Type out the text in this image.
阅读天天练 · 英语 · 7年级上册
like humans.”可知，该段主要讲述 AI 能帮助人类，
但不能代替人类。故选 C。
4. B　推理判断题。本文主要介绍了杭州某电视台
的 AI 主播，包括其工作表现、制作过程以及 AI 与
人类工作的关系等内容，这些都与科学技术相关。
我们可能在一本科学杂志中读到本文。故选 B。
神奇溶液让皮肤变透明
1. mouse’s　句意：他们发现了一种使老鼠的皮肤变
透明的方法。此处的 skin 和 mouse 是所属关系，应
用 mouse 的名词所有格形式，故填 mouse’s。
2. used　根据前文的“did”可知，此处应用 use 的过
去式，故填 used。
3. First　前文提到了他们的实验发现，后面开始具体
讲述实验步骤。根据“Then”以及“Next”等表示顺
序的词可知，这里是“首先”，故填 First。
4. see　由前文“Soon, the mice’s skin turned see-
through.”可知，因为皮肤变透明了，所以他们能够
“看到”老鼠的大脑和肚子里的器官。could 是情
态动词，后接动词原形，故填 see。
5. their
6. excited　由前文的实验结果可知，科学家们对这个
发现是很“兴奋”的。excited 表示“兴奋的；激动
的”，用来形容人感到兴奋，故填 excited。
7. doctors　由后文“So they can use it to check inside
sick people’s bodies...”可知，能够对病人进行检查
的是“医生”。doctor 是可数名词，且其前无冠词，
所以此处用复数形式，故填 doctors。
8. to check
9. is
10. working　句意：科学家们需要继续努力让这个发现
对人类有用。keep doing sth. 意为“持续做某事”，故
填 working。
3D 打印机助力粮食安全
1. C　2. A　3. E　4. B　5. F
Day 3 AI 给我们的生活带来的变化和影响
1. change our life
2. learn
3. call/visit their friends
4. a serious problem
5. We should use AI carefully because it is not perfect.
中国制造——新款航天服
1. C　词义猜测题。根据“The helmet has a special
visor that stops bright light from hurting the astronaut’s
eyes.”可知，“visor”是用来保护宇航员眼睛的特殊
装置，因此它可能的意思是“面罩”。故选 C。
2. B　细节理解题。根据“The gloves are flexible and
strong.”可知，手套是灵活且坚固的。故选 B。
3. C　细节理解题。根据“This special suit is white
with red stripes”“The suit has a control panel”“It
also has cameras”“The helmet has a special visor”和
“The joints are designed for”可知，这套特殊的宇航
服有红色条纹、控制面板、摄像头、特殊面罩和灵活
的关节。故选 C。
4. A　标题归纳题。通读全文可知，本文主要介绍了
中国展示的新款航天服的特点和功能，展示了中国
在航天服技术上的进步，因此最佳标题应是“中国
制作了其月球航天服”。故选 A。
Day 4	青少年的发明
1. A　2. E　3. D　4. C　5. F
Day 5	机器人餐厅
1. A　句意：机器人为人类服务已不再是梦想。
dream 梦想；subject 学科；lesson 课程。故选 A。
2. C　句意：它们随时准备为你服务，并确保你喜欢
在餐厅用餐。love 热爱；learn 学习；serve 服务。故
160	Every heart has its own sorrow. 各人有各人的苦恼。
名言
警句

### WHAT TO DO
Show the lines of the records that include the string "learn".

### CORRECT RESULT
2. learn
在餐厅用餐。love 热爱；learn 学习；serve 服务。故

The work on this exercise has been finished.